**TASK GOAL:** Set down the full listing exactly, character for character.

(Dataset items)
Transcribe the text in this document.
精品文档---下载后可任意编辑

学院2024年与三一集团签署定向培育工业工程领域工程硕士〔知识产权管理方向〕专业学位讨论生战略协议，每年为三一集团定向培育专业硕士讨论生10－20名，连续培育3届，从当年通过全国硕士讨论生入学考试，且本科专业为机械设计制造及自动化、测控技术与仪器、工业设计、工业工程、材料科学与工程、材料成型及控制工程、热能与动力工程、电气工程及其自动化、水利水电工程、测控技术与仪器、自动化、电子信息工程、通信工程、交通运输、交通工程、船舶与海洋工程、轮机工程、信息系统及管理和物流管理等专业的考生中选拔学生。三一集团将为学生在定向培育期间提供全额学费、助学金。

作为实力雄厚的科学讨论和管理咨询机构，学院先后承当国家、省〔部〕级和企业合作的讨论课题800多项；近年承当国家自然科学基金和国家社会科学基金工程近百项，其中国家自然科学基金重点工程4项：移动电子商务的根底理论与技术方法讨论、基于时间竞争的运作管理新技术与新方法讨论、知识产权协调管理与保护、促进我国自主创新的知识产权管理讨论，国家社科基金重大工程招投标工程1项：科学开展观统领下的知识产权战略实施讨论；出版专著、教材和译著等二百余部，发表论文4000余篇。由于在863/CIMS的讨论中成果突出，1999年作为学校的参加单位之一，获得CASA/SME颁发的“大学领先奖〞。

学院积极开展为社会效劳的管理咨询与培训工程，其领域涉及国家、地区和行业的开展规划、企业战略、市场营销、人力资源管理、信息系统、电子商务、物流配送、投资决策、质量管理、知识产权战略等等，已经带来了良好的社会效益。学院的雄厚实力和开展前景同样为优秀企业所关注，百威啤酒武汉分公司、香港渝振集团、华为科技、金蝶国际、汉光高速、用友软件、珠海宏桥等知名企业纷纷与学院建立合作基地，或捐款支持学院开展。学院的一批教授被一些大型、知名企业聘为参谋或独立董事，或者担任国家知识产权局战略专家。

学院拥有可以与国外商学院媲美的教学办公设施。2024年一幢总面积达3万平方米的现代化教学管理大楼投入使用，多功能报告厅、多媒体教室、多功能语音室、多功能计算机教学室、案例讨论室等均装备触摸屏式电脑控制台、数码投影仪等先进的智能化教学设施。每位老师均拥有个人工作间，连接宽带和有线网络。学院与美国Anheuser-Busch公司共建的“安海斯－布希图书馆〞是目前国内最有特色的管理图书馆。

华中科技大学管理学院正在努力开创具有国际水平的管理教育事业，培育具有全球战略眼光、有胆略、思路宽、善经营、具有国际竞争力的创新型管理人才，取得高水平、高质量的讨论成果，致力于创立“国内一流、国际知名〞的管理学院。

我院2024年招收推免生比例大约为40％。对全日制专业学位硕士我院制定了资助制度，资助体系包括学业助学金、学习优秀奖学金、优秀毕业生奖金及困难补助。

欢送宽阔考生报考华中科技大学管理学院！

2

**SOLUTION FOR THIS PROBLEM:**
Transcribe the text in this document.
精品文档---下载后可任意编辑

学院2024年与三一集团签署定向培育工业工程领域工程硕士〔知识产权管理方向〕专业学位讨论生战略协议，每年为三一集团定向培育专业硕士讨论生10－20名，连续培育3届，从当年通过全国硕士讨论生入学考试，且本科专业为机械设计制造及自动化、测控技术与仪器、工业设计、工业工程、材料科学与工程、材料成型及控制工程、热能与动力工程、电气工程及其自动化、水利水电工程、测控技术与仪器、自动化、电子信息工程、通信工程、交通运输、交通工程、船舶与海洋工程、轮机工程、信息系统及管理和物流管理等专业的考生中选拔学生。三一集团将为学生在定向培育期间提供全额学费、助学金。

作为实力雄厚的科学讨论和管理咨询机构，学院先后承当国家、省〔部〕级和企业合作的讨论课题800多项；近年承当国家自然科学基金和国家社会科学基金工程近百项，其中国家自然科学基金重点工程4项：移动电子商务的根底理论与技术方法讨论、基于时间竞争的运作管理新技术与新方法讨论、知识产权协调管理与保护、促进我国自主创新的知识产权管理讨论，国家社科基金重大工程招投标工程1项：科学开展观统领下的知识产权战略实施讨论；出版专著、教材和译著等二百余部，发表论文4000余篇。由于在863/CIMS的讨论中成果突出，1999年作为学校的参加单位之一，获得CASA/SME颁发的“大学领先奖〞。

学院积极开展为社会效劳的管理咨询与培训工程，其领域涉及国家、地区和行业的开展规划、企业战略、市场营销、人力资源管理、信息系统、电子商务、物流配送、投资决策、质量管理、知识产权战略等等，已经带来了良好的社会效益。学院的雄厚实力和开展前景同样为优秀企业所关注，百威啤酒武汉分公司、香港渝振集团、华为科技、金蝶国际、汉光高速、用友软件、珠海宏桥等知名企业纷纷与学院建立合作基地，或捐款支持学院开展。学院的一批教授被一些大型、知名企业聘为参谋或独立董事，或者担任国家知识产权局战略专家。

学院拥有可以与国外商学院媲美的教学办公设施。2024年一幢总面积达3万平方米的现代化教学管理大楼投入使用，多功能报告厅、多媒体教室、多功能语音室、多功能计算机教学室、案例讨论室等均装备触摸屏式电脑控制台、数码投影仪等先进的智能化教学设施。每位老师均拥有个人工作间，连接宽带和有线网络。学院与美国Anheuser-Busch公司共建的“安海斯－布希图书馆〞是目前国内最有特色的管理图书馆。

华中科技大学管理学院正在努力开创具有国际水平的管理教育事业，培育具有全球战略眼光、有胆略、思路宽、善经营、具有国际竞争力的创新型管理人才，取得高水平、高质量的讨论成果，致力于创立“国内一流、国际知名〞的管理学院。

我院2024年招收推免生比例大约为40％。对全日制专业学位硕士我院制定了资助制度，资助体系包括学业助学金、学习优秀奖学金、优秀毕业生奖金及困难补助。

欢送宽阔考生报考华中科技大学管理学院！

2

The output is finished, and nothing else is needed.